Goal of the exercise.
Exactly repeat the material, dropping every picture from the copy.

Data extract.
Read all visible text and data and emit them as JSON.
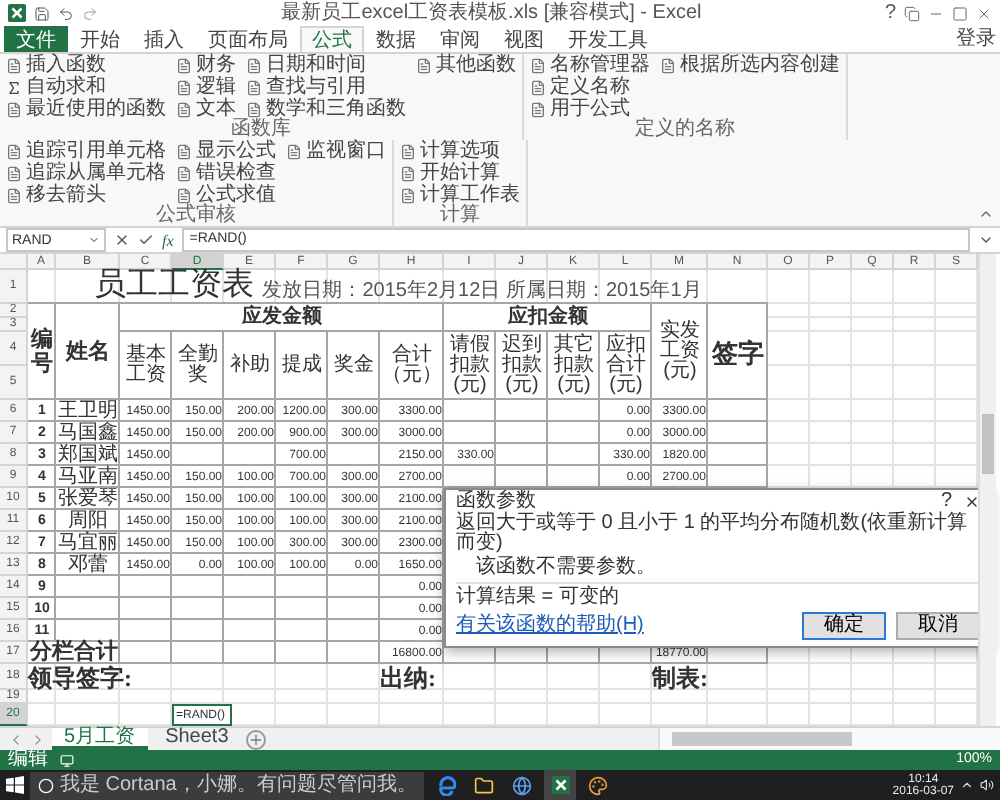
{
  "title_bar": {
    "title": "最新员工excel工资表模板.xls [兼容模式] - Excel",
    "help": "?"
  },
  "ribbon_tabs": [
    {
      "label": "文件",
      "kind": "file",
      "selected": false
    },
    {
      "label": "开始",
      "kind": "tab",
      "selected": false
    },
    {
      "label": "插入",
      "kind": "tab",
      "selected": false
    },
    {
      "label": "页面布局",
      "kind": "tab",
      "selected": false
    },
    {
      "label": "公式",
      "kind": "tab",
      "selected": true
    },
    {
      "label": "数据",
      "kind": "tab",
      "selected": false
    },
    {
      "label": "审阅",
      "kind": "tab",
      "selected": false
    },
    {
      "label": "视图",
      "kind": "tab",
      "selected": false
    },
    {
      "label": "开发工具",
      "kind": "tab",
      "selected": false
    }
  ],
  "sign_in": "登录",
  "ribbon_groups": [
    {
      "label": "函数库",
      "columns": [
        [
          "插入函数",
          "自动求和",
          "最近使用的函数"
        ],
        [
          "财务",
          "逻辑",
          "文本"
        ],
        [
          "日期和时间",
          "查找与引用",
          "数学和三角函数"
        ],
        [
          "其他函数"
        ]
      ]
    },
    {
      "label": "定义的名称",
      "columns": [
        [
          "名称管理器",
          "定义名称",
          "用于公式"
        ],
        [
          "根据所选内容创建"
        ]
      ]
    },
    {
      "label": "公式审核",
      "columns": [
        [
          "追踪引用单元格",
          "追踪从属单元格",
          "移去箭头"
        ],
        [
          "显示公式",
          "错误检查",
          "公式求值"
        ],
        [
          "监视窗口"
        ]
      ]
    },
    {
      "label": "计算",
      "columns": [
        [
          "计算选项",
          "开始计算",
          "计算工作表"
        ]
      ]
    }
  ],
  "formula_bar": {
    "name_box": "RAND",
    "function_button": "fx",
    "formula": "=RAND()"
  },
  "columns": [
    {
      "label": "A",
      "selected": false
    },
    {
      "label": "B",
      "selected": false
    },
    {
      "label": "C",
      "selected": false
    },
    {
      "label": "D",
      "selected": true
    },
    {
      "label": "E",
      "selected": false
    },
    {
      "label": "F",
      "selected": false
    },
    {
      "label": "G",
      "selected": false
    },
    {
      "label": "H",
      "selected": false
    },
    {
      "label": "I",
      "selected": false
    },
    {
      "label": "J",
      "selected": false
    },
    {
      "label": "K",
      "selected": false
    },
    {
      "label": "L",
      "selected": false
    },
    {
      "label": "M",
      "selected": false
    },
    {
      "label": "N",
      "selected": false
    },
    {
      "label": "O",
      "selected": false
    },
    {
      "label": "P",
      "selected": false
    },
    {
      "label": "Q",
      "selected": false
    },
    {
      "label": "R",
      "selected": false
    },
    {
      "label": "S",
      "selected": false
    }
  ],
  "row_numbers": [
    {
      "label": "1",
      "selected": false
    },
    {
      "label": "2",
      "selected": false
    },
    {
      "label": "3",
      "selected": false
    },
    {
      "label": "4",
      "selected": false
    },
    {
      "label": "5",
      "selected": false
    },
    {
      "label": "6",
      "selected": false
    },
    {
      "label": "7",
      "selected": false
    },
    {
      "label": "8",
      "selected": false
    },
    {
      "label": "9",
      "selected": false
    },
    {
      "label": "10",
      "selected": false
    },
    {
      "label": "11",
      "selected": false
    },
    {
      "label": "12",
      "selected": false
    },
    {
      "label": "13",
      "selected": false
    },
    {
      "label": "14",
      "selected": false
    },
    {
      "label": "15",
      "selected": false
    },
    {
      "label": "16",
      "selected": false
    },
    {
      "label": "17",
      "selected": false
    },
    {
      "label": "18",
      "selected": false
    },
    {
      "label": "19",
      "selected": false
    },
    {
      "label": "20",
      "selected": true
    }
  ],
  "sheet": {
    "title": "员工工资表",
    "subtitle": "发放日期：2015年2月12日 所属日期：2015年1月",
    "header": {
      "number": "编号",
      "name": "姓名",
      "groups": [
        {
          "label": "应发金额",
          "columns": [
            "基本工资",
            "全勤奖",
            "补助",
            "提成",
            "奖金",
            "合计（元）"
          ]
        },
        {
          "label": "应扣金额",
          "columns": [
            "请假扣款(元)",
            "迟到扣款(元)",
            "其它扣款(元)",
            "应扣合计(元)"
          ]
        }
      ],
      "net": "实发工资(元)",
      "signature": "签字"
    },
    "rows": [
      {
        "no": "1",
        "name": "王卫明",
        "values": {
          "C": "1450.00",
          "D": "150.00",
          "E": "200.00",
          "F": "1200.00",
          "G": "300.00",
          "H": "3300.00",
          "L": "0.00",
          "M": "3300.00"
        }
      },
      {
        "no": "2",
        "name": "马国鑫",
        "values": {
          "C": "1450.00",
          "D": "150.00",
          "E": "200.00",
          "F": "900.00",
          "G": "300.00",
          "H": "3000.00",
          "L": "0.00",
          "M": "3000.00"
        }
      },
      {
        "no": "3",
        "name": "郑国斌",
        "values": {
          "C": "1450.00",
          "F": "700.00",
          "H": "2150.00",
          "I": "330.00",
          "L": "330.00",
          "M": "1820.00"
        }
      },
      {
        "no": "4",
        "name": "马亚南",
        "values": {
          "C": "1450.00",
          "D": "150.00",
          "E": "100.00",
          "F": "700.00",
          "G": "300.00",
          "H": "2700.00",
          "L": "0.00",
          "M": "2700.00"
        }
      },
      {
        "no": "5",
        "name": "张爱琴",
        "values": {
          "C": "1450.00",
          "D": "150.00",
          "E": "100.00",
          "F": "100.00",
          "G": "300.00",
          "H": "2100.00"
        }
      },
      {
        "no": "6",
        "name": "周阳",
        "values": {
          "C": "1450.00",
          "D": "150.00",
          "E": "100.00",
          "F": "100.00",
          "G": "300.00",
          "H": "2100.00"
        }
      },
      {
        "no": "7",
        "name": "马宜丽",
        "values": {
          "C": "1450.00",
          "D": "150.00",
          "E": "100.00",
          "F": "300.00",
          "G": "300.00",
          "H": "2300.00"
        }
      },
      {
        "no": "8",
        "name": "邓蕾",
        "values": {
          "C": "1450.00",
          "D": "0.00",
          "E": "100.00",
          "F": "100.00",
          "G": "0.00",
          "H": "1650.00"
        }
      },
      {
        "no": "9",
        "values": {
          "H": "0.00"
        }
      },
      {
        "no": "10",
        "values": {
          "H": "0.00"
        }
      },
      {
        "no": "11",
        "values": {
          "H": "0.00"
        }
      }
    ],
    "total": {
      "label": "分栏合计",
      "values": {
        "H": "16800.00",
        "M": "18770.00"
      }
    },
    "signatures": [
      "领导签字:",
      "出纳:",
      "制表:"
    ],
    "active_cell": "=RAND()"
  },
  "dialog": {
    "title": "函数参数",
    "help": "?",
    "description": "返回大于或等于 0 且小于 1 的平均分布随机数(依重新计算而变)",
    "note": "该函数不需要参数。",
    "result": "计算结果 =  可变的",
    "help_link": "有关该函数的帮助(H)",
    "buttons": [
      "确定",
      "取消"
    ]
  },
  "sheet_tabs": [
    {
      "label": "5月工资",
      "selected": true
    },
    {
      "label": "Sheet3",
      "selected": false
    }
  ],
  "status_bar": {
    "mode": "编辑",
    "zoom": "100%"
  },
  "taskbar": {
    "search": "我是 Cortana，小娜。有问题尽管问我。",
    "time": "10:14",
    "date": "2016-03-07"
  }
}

Finished exercise.
Read all visible text and data and emit them as JSON.
{
  "title_bar": {
    "title": "最新员工excel工资表模板.xls [兼容模式] - Excel",
    "help": "?"
  },
  "ribbon_tabs": [
    {
      "label": "文件",
      "kind": "file",
      "selected": false
    },
    {
      "label": "开始",
      "kind": "tab",
      "selected": false
    },
    {
      "label": "插入",
      "kind": "tab",
      "selected": false
    },
    {
      "label": "页面布局",
      "kind": "tab",
      "selected": false
    },
    {
      "label": "公式",
      "kind": "tab",
      "selected": true
    },
    {
      "label": "数据",
      "kind": "tab",
      "selected": false
    },
    {
      "label": "审阅",
      "kind": "tab",
      "selected": false
    },
    {
      "label": "视图",
      "kind": "tab",
      "selected": false
    },
    {
      "label": "开发工具",
      "kind": "tab",
      "selected": false
    }
  ],
  "sign_in": "登录",
  "ribbon_groups": [
    {
      "label": "函数库",
      "columns": [
        [
          "插入函数",
          "自动求和",
          "最近使用的函数"
        ],
        [
          "财务",
          "逻辑",
          "文本"
        ],
        [
          "日期和时间",
          "查找与引用",
          "数学和三角函数"
        ],
        [
          "其他函数"
        ]
      ]
    },
    {
      "label": "定义的名称",
      "columns": [
        [
          "名称管理器",
          "定义名称",
          "用于公式"
        ],
        [
          "根据所选内容创建"
        ]
      ]
    },
    {
      "label": "公式审核",
      "columns": [
        [
          "追踪引用单元格",
          "追踪从属单元格",
          "移去箭头"
        ],
        [
          "显示公式",
          "错误检查",
          "公式求值"
        ],
        [
          "监视窗口"
        ]
      ]
    },
    {
      "label": "计算",
      "columns": [
        [
          "计算选项",
          "开始计算",
          "计算工作表"
        ]
      ]
    }
  ],
  "formula_bar": {
    "name_box": "RAND",
    "function_button": "fx",
    "formula": "=RAND()"
  },
  "columns": [
    {
      "label": "A",
      "selected": false
    },
    {
      "label": "B",
      "selected": false
    },
    {
      "label": "C",
      "selected": false
    },
    {
      "label": "D",
      "selected": true
    },
    {
      "label": "E",
      "selected": false
    },
    {
      "label": "F",
      "selected": false
    },
    {
      "label": "G",
      "selected": false
    },
    {
      "label": "H",
      "selected": false
    },
    {
      "label": "I",
      "selected": false
    },
    {
      "label": "J",
      "selected": false
    },
    {
      "label": "K",
      "selected": false
    },
    {
      "label": "L",
      "selected": false
    },
    {
      "label": "M",
      "selected": false
    },
    {
      "label": "N",
      "selected": false
    },
    {
      "label": "O",
      "selected": false
    },
    {
      "label": "P",
      "selected": false
    },
    {
      "label": "Q",
      "selected": false
    },
    {
      "label": "R",
      "selected": false
    },
    {
      "label": "S",
      "selected": false
    }
  ],
  "row_numbers": [
    {
      "label": "1",
      "selected": false
    },
    {
      "label": "2",
      "selected": false
    },
    {
      "label": "3",
      "selected": false
    },
    {
      "label": "4",
      "selected": false
    },
    {
      "label": "5",
      "selected": false
    },
    {
      "label": "6",
      "selected": false
    },
    {
      "label": "7",
      "selected": false
    },
    {
      "label": "8",
      "selected": false
    },
    {
      "label": "9",
      "selected": false
    },
    {
      "label": "10",
      "selected": false
    },
    {
      "label": "11",
      "selected": false
    },
    {
      "label": "12",
      "selected": false
    },
    {
      "label": "13",
      "selected": false
    },
    {
      "label": "14",
      "selected": false
    },
    {
      "label": "15",
      "selected": false
    },
    {
      "label": "16",
      "selected": false
    },
    {
      "label": "17",
      "selected": false
    },
    {
      "label": "18",
      "selected": false
    },
    {
      "label": "19",
      "selected": false
    },
    {
      "label": "20",
      "selected": true
    }
  ],
  "sheet": {
    "title": "员工工资表",
    "subtitle": "发放日期：2015年2月12日 所属日期：2015年1月",
    "header": {
      "number": "编号",
      "name": "姓名",
      "groups": [
        {
          "label": "应发金额",
          "columns": [
            "基本工资",
            "全勤奖",
            "补助",
            "提成",
            "奖金",
            "合计（元）"
          ]
        },
        {
          "label": "应扣金额",
          "columns": [
            "请假扣款(元)",
            "迟到扣款(元)",
            "其它扣款(元)",
            "应扣合计(元)"
          ]
        }
      ],
      "net": "实发工资(元)",
      "signature": "签字"
    },
    "rows": [
      {
        "no": "1",
        "name": "王卫明",
        "values": {
          "C": "1450.00",
          "D": "150.00",
          "E": "200.00",
          "F": "1200.00",
          "G": "300.00",
          "H": "3300.00",
          "L": "0.00",
          "M": "3300.00"
        }
      },
      {
        "no": "2",
        "name": "马国鑫",
        "values": {
          "C": "1450.00",
          "D": "150.00",
          "E": "200.00",
          "F": "900.00",
          "G": "300.00",
          "H": "3000.00",
          "L": "0.00",
          "M": "3000.00"
        }
      },
      {
        "no": "3",
        "name": "郑国斌",
        "values": {
          "C": "1450.00",
          "F": "700.00",
          "H": "2150.00",
          "I": "330.00",
          "L": "330.00",
          "M": "1820.00"
        }
      },
      {
        "no": "4",
        "name": "马亚南",
        "values": {
          "C": "1450.00",
          "D": "150.00",
          "E": "100.00",
          "F": "700.00",
          "G": "300.00",
          "H": "2700.00",
          "L": "0.00",
          "M": "2700.00"
        }
      },
      {
        "no": "5",
        "name": "张爱琴",
        "values": {
          "C": "1450.00",
          "D": "150.00",
          "E": "100.00",
          "F": "100.00",
          "G": "300.00",
          "H": "2100.00"
        }
      },
      {
        "no": "6",
        "name": "周阳",
        "values": {
          "C": "1450.00",
          "D": "150.00",
          "E": "100.00",
          "F": "100.00",
          "G": "300.00",
          "H": "2100.00"
        }
      },
      {
        "no": "7",
        "name": "马宜丽",
        "values": {
          "C": "1450.00",
          "D": "150.00",
          "E": "100.00",
          "F": "300.00",
          "G": "300.00",
          "H": "2300.00"
        }
      },
      {
        "no": "8",
        "name": "邓蕾",
        "values": {
          "C": "1450.00",
          "D": "0.00",
          "E": "100.00",
          "F": "100.00",
          "G": "0.00",
          "H": "1650.00"
        }
      },
      {
        "no": "9",
        "values": {
          "H": "0.00"
        }
      },
      {
        "no": "10",
        "values": {
          "H": "0.00"
        }
      },
      {
        "no": "11",
        "values": {
          "H": "0.00"
        }
      }
    ],
    "total": {
      "label": "分栏合计",
      "values": {
        "H": "16800.00",
        "M": "18770.00"
      }
    },
    "signatures": [
      "领导签字:",
      "出纳:",
      "制表:"
    ],
    "active_cell": "=RAND()"
  },
  "dialog": {
    "title": "函数参数",
    "help": "?",
    "description": "返回大于或等于 0 且小于 1 的平均分布随机数(依重新计算而变)",
    "note": "该函数不需要参数。",
    "result": "计算结果 =  可变的",
    "help_link": "有关该函数的帮助(H)",
    "buttons": [
      "确定",
      "取消"
    ]
  },
  "sheet_tabs": [
    {
      "label": "5月工资",
      "selected": true
    },
    {
      "label": "Sheet3",
      "selected": false
    }
  ],
  "status_bar": {
    "mode": "编辑",
    "zoom": "100%"
  },
  "taskbar": {
    "search": "我是 Cortana，小娜。有问题尽管问我。",
    "time": "10:14",
    "date": "2016-03-07"
  }
}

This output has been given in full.